▶ _WHAT YOU NEED TO DO_
Copy out the lines exactly, from the first line of the records through the line containing "161, 57, 176]".

Data items:
※ ※ ※
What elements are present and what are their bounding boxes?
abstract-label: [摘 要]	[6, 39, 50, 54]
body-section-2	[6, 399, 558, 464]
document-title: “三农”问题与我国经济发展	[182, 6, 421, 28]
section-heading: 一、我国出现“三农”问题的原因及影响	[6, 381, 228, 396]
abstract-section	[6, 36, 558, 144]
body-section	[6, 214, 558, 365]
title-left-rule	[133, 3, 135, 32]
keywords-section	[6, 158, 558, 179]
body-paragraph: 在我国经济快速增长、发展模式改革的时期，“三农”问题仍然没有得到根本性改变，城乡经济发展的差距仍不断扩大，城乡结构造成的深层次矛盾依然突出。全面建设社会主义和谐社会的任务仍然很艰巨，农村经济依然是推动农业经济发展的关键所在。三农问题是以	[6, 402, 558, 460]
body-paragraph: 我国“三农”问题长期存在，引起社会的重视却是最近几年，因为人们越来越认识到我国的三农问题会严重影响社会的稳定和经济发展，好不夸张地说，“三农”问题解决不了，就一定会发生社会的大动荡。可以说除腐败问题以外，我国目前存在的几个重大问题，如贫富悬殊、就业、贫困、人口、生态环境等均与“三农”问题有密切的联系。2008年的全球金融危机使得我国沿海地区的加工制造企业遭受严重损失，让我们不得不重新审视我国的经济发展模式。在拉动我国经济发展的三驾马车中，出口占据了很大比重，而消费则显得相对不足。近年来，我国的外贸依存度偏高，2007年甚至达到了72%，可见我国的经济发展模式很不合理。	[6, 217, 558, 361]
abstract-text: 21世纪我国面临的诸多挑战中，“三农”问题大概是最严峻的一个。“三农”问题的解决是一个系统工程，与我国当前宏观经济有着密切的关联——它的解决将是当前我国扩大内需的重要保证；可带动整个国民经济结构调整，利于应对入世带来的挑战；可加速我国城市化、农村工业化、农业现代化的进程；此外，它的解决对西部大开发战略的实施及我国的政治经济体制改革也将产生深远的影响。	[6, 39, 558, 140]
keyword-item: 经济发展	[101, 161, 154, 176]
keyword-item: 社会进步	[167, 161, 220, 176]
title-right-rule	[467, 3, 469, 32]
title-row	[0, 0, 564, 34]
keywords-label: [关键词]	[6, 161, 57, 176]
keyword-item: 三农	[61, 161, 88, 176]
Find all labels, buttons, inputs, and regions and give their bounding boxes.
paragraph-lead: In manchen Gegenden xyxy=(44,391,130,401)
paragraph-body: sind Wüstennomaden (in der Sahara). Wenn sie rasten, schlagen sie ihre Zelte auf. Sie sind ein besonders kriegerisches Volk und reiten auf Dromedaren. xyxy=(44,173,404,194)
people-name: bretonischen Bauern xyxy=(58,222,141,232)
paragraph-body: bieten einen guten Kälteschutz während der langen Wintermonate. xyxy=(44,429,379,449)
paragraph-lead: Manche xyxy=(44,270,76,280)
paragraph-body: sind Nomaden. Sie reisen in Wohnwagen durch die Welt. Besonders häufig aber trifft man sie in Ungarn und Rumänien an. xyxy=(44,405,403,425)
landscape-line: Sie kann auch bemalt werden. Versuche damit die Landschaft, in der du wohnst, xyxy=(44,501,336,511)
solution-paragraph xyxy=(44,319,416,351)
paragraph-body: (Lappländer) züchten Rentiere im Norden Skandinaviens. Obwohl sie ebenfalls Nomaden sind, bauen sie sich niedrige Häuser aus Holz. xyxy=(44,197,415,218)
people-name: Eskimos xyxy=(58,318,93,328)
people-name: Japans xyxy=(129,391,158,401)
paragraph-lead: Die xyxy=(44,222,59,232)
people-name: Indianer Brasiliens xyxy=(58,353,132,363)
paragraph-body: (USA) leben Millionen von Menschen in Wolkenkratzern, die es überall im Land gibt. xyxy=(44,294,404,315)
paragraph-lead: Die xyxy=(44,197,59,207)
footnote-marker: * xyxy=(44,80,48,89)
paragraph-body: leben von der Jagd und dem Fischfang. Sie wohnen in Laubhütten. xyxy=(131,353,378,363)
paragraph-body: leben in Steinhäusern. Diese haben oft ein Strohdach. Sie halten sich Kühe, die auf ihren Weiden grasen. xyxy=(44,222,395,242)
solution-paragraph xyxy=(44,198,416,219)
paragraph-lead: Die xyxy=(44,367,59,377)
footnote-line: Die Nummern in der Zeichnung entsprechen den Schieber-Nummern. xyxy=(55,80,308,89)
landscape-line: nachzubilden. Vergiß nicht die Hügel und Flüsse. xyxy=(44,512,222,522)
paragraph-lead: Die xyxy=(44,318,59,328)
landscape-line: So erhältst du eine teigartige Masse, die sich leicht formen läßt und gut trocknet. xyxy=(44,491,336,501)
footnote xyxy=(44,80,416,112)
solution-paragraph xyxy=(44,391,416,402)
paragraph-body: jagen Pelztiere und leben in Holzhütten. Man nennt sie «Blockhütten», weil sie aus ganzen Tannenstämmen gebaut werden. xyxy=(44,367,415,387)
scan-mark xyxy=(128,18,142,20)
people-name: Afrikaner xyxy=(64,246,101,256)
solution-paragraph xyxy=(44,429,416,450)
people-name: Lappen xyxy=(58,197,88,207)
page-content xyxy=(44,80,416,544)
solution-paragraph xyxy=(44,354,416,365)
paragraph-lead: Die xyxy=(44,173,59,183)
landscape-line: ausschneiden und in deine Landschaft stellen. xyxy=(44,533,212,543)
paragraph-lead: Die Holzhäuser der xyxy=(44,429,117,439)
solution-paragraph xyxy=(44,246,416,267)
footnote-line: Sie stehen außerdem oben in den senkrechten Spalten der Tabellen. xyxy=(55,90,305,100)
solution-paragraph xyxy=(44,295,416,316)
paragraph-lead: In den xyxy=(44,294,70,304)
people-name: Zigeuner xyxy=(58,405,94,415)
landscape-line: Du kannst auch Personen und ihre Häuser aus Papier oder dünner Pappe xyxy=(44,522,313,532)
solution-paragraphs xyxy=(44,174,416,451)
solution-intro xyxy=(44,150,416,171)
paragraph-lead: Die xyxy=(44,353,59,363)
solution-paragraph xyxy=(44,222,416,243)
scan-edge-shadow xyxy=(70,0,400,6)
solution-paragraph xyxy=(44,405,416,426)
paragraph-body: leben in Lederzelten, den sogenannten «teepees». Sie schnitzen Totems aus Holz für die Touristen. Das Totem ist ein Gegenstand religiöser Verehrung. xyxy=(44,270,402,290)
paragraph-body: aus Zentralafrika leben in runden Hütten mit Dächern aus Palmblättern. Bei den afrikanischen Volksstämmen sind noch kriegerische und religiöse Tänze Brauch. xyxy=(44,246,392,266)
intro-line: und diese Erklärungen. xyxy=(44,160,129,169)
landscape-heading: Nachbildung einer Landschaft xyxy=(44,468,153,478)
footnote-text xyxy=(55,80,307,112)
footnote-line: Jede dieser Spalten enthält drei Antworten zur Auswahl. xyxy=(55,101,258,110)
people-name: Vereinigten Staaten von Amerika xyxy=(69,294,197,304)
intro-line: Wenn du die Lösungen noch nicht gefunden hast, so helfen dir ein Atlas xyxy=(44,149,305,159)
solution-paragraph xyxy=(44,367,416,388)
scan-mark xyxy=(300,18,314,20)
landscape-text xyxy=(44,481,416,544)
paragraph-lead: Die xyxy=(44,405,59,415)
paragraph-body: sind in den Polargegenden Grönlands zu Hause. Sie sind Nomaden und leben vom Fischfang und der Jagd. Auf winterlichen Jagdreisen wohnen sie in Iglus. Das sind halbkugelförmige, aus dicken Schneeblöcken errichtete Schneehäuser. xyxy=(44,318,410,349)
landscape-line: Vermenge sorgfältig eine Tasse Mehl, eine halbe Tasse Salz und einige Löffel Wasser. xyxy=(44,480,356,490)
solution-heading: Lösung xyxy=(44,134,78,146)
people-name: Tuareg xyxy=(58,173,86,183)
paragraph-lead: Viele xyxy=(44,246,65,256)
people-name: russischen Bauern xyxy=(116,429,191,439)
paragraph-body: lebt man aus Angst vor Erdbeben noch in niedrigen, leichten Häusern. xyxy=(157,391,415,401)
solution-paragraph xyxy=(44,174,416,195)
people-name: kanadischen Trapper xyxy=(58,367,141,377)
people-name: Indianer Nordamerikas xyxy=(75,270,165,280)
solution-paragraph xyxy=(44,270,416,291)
※ ※ ※
▶ _FINAL RESULT_
What elements are present and what are their bounding boxes?
abstract-label: [摘 要]	[6, 39, 50, 54]
body-section-2	[6, 399, 558, 464]
document-title: “三农”问题与我国经济发展	[182, 6, 421, 28]
section-heading: 一、我国出现“三农”问题的原因及影响	[6, 381, 228, 396]
abstract-section	[6, 36, 558, 144]
body-section	[6, 214, 558, 365]
title-left-rule	[133, 3, 135, 32]
keywords-section	[6, 158, 558, 179]
body-paragraph: 在我国经济快速增长、发展模式改革的时期，“三农”问题仍然没有得到根本性改变，城乡经济发展的差距仍不断扩大，城乡结构造成的深层次矛盾依然突出。全面建设社会主义和谐社会的任务仍然很艰巨，农村经济依然是推动农业经济发展的关键所在。三农问题是以	[6, 402, 558, 460]
body-paragraph: 我国“三农”问题长期存在，引起社会的重视却是最近几年，因为人们越来越认识到我国的三农问题会严重影响社会的稳定和经济发展，好不夸张地说，“三农”问题解决不了，就一定会发生社会的大动荡。可以说除腐败问题以外，我国目前存在的几个重大问题，如贫富悬殊、就业、贫困、人口、生态环境等均与“三农”问题有密切的联系。2008年的全球金融危机使得我国沿海地区的加工制造企业遭受严重损失，让我们不得不重新审视我国的经济发展模式。在拉动我国经济发展的三驾马车中，出口占据了很大比重，而消费则显得相对不足。近年来，我国的外贸依存度偏高，2007年甚至达到了72%，可见我国的经济发展模式很不合理。	[6, 217, 558, 361]
abstract-text: 21世纪我国面临的诸多挑战中，“三农”问题大概是最严峻的一个。“三农”问题的解决是一个系统工程，与我国当前宏观经济有着密切的关联——它的解决将是当前我国扩大内需的重要保证；可带动整个国民经济结构调整，利于应对入世带来的挑战；可加速我国城市化、农村工业化、农业现代化的进程；此外，它的解决对西部大开发战略的实施及我国的政治经济体制改革也将产生深远的影响。	[6, 39, 558, 140]
keyword-item: 经济发展	[101, 161, 154, 176]
keyword-item: 社会进步	[167, 161, 220, 176]
title-right-rule	[467, 3, 469, 32]
title-row	[0, 0, 564, 34]
keywords-label: [关键词]	[6, 161, 57, 176]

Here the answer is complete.